Problem: Locate each line holding the string "Стандарте" and copy it.

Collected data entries
☆ ☆ ☆ ☆

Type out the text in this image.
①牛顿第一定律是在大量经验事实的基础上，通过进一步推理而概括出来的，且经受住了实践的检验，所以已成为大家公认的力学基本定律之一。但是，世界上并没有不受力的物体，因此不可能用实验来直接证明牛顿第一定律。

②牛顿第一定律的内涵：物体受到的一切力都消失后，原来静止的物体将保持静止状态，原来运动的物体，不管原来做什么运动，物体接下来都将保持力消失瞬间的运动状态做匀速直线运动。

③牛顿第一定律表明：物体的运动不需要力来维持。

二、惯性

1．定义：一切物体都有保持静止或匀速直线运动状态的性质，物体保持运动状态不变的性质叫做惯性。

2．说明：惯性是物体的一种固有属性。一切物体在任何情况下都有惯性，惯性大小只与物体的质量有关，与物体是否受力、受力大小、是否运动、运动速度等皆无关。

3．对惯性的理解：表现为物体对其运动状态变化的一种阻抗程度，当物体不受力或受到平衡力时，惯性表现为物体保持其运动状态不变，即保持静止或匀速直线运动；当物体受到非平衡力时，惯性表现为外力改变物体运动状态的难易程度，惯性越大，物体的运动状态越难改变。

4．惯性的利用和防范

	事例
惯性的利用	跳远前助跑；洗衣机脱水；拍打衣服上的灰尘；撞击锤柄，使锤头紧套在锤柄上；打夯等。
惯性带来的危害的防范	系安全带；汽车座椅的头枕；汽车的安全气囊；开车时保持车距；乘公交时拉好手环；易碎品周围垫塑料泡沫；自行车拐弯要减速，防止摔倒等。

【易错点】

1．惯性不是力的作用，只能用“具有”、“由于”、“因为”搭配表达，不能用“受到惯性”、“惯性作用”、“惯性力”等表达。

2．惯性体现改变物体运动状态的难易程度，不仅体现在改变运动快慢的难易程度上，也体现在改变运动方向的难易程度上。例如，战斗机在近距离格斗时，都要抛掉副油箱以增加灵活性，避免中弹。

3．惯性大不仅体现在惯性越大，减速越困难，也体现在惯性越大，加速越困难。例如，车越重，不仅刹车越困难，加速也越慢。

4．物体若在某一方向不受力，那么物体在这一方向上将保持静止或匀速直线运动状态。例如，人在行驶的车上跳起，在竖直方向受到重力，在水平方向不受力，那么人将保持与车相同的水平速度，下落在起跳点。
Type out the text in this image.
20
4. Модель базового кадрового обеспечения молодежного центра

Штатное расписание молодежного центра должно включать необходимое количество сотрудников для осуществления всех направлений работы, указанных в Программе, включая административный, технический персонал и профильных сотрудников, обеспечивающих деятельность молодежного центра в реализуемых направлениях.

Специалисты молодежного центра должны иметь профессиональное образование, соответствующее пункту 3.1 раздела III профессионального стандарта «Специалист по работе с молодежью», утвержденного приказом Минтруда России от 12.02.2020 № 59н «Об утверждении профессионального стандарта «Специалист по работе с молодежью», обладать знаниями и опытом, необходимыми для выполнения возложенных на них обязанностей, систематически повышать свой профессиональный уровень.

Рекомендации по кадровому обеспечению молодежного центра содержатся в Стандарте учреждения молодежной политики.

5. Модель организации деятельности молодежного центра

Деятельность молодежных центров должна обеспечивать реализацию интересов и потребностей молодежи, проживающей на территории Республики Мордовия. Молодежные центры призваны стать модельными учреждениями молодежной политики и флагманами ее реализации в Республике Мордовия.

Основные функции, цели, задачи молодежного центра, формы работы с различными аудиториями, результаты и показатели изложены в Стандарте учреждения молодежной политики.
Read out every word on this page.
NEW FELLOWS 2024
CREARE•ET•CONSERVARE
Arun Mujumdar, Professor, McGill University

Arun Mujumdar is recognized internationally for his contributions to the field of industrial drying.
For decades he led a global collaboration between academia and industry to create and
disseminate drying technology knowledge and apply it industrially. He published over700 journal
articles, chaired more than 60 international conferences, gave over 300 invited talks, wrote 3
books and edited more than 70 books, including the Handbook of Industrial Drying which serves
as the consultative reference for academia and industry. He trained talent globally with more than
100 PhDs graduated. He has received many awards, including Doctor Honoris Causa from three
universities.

☆ ☆ ☆ ☆

Task answer:
Рекомендации по кадровому обеспечению молодежного центра содержатся в Стандарте учреждения молодежной политики.
Основные функции, цели, задачи молодежного центра, формы работы с различными аудиториями, результаты и показатели изложены в Стандарте учреждения молодежной политики.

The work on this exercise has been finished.